▶ Given instruction
Go through the records below line by line, counting those that contain the word "Contains"; answer with the count only.

▶ Input records

· · ·

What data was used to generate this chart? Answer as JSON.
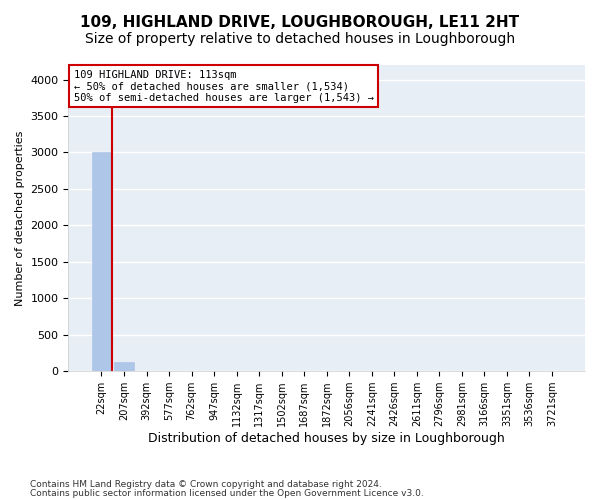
{
  "title": "109, HIGHLAND DRIVE, LOUGHBOROUGH, LE11 2HT",
  "subtitle": "Size of property relative to detached houses in Loughborough",
  "xlabel": "Distribution of detached houses by size in Loughborough",
  "ylabel": "Number of detached properties",
  "footnote1": "Contains HM Land Registry data © Crown copyright and database right 2024.",
  "footnote2": "Contains public sector information licensed under the Open Government Licence v3.0.",
  "bin_labels": [
    "22sqm",
    "207sqm",
    "392sqm",
    "577sqm",
    "762sqm",
    "947sqm",
    "1132sqm",
    "1317sqm",
    "1502sqm",
    "1687sqm",
    "1872sqm",
    "2056sqm",
    "2241sqm",
    "2426sqm",
    "2611sqm",
    "2796sqm",
    "2981sqm",
    "3166sqm",
    "3351sqm",
    "3536sqm",
    "3721sqm"
  ],
  "bar_heights": [
    3000,
    120,
    0,
    0,
    0,
    0,
    0,
    0,
    0,
    0,
    0,
    0,
    0,
    0,
    0,
    0,
    0,
    0,
    0,
    0,
    0
  ],
  "bar_color": "#aec6e8",
  "background_color": "#e8eef5",
  "grid_color": "#ffffff",
  "annotation_line1": "109 HIGHLAND DRIVE: 113sqm",
  "annotation_line2": "← 50% of detached houses are smaller (1,534)",
  "annotation_line3": "50% of semi-detached houses are larger (1,543) →",
  "red_line_x": 0.48,
  "ylim": [
    0,
    4200
  ],
  "yticks": [
    0,
    500,
    1000,
    1500,
    2000,
    2500,
    3000,
    3500,
    4000
  ],
  "annotation_box_facecolor": "#ffffff",
  "annotation_box_edgecolor": "#cc0000",
  "red_line_color": "#cc0000",
  "title_fontsize": 11,
  "subtitle_fontsize": 10
}
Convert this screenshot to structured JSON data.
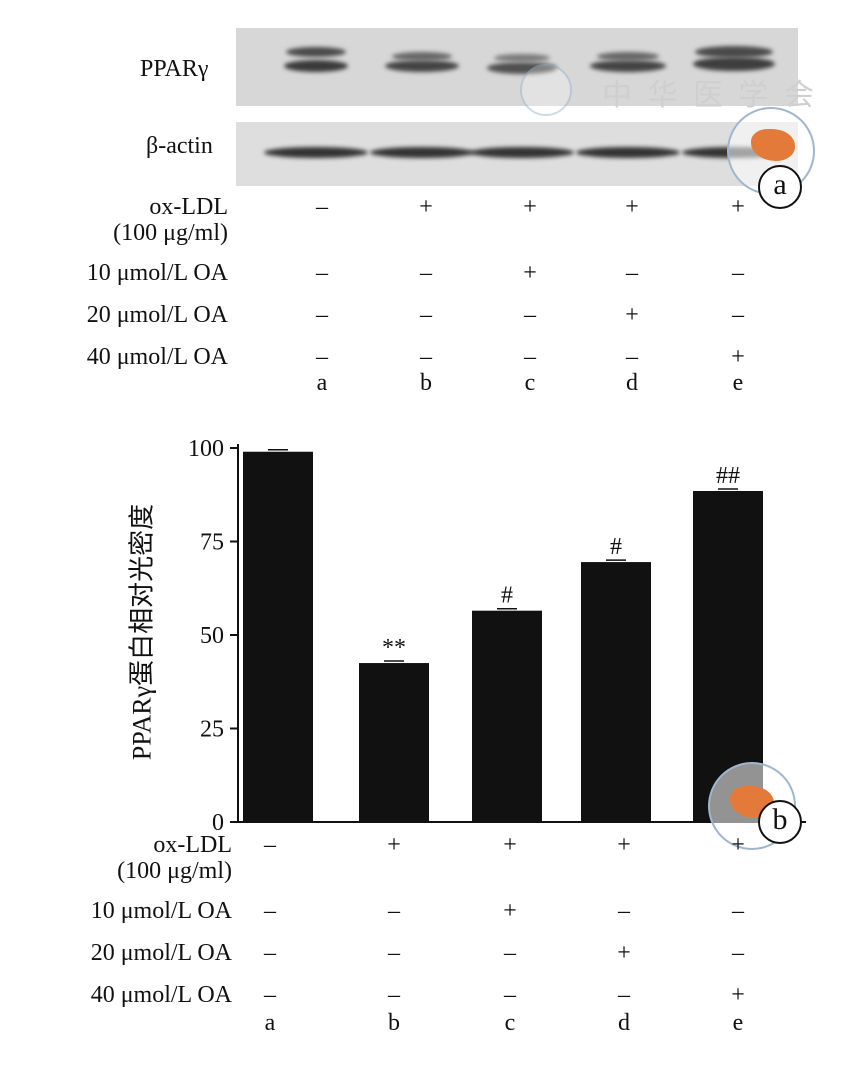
{
  "panel_a": {
    "badge": "a",
    "blots": [
      {
        "label": "PPARγ"
      },
      {
        "label": "β-actin"
      }
    ],
    "watermark_text": "中 华 医 学 会"
  },
  "conditions": {
    "rows": [
      {
        "label": "ox-LDL",
        "sub": "(100 μg/ml)",
        "marks": [
          "–",
          "+",
          "+",
          "+",
          "+"
        ]
      },
      {
        "label": "10 μmol/L OA",
        "marks": [
          "–",
          "–",
          "+",
          "–",
          "–"
        ]
      },
      {
        "label": "20 μmol/L OA",
        "marks": [
          "–",
          "–",
          "–",
          "+",
          "–"
        ]
      },
      {
        "label": "40 μmol/L OA",
        "marks": [
          "–",
          "–",
          "–",
          "–",
          "+"
        ]
      }
    ],
    "lanes": [
      "a",
      "b",
      "c",
      "d",
      "e"
    ]
  },
  "panel_b": {
    "badge": "b"
  },
  "chart_data": {
    "type": "bar",
    "categories": [
      "a",
      "b",
      "c",
      "d",
      "e"
    ],
    "values": [
      99,
      42.5,
      56.5,
      69.5,
      88.5
    ],
    "annotations": [
      "",
      "**",
      "#",
      "#",
      "##"
    ],
    "ylabel": "PPARγ蛋白相对光密度",
    "xlabel": "",
    "ylim": [
      0,
      100
    ],
    "yticks": [
      0,
      25,
      50,
      75,
      100
    ],
    "grid": false,
    "bar_color": "#111111"
  }
}
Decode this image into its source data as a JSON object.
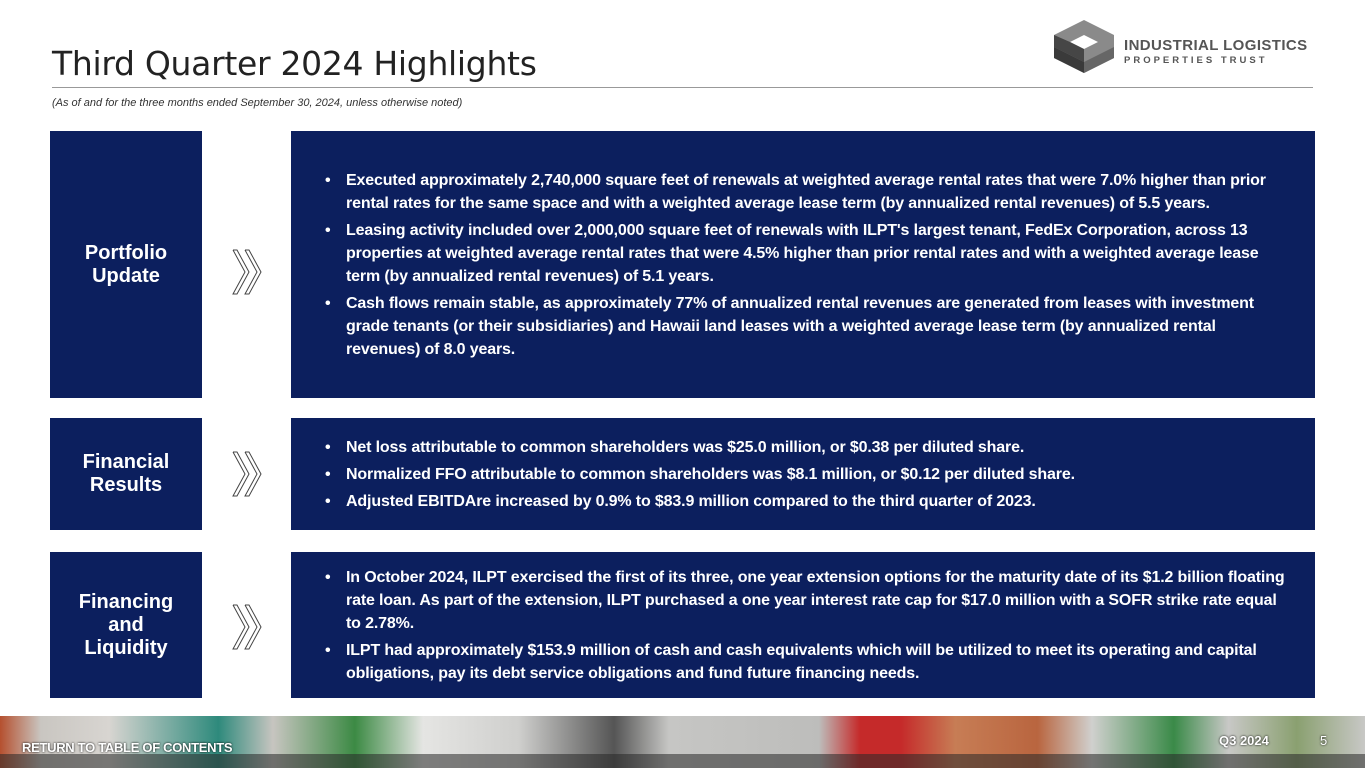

· · ·

▶ The answer
2